Each line should be copied exactly.

_Supplied material_
● ● ● ● ● ● ●
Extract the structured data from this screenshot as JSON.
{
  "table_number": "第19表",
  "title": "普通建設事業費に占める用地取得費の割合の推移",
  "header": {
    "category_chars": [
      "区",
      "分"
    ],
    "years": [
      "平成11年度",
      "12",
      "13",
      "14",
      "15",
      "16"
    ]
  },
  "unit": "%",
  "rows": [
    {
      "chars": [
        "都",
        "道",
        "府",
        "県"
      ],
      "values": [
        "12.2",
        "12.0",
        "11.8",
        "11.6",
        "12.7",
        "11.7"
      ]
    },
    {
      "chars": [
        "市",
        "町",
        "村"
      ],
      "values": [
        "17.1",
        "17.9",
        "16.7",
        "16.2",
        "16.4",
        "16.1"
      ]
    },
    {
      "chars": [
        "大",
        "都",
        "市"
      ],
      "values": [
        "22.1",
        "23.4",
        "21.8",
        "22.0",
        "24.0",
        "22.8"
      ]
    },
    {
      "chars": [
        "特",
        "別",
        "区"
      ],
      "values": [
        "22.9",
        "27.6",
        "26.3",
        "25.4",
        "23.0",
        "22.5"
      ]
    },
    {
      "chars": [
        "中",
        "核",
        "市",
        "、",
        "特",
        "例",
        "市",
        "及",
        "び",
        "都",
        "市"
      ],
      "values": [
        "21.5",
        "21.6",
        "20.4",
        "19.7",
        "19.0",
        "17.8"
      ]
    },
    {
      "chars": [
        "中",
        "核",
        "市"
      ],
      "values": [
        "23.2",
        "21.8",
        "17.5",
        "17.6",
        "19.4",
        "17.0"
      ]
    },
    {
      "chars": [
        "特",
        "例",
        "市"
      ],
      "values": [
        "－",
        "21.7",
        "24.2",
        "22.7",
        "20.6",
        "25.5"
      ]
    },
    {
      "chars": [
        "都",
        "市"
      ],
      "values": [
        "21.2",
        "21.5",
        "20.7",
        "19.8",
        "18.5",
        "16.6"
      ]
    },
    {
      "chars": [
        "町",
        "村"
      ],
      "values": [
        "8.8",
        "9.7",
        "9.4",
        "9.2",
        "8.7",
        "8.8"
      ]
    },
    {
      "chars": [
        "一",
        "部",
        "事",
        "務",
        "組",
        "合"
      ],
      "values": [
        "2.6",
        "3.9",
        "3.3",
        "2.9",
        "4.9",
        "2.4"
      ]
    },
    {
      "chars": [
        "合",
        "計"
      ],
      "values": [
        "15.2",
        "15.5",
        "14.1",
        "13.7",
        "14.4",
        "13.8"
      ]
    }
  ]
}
● ● ● ● ● ● ●
_Reply_
Extract the structured data from this screenshot as JSON.
{
  "table_number": "第19表",
  "title": "普通建設事業費に占める用地取得費の割合の推移",
  "header": {
    "category_chars": [
      "区",
      "分"
    ],
    "years": [
      "平成11年度",
      "12",
      "13",
      "14",
      "15",
      "16"
    ]
  },
  "unit": "%",
  "rows": [
    {
      "chars": [
        "都",
        "道",
        "府",
        "県"
      ],
      "values": [
        "12.2",
        "12.0",
        "11.8",
        "11.6",
        "12.7",
        "11.7"
      ]
    },
    {
      "chars": [
        "市",
        "町",
        "村"
      ],
      "values": [
        "17.1",
        "17.9",
        "16.7",
        "16.2",
        "16.4",
        "16.1"
      ]
    },
    {
      "chars": [
        "大",
        "都",
        "市"
      ],
      "values": [
        "22.1",
        "23.4",
        "21.8",
        "22.0",
        "24.0",
        "22.8"
      ]
    },
    {
      "chars": [
        "特",
        "別",
        "区"
      ],
      "values": [
        "22.9",
        "27.6",
        "26.3",
        "25.4",
        "23.0",
        "22.5"
      ]
    },
    {
      "chars": [
        "中",
        "核",
        "市",
        "、",
        "特",
        "例",
        "市",
        "及",
        "び",
        "都",
        "市"
      ],
      "values": [
        "21.5",
        "21.6",
        "20.4",
        "19.7",
        "19.0",
        "17.8"
      ]
    },
    {
      "chars": [
        "中",
        "核",
        "市"
      ],
      "values": [
        "23.2",
        "21.8",
        "17.5",
        "17.6",
        "19.4",
        "17.0"
      ]
    },
    {
      "chars": [
        "特",
        "例",
        "市"
      ],
      "values": [
        "－",
        "21.7",
        "24.2",
        "22.7",
        "20.6",
        "25.5"
      ]
    },
    {
      "chars": [
        "都",
        "市"
      ],
      "values": [
        "21.2",
        "21.5",
        "20.7",
        "19.8",
        "18.5",
        "16.6"
      ]
    },
    {
      "chars": [
        "町",
        "村"
      ],
      "values": [
        "8.8",
        "9.7",
        "9.4",
        "9.2",
        "8.7",
        "8.8"
      ]
    },
    {
      "chars": [
        "一",
        "部",
        "事",
        "務",
        "組",
        "合"
      ],
      "values": [
        "2.6",
        "3.9",
        "3.3",
        "2.9",
        "4.9",
        "2.4"
      ]
    },
    {
      "chars": [
        "合",
        "計"
      ],
      "values": [
        "15.2",
        "15.5",
        "14.1",
        "13.7",
        "14.4",
        "13.8"
      ]
    }
  ]
}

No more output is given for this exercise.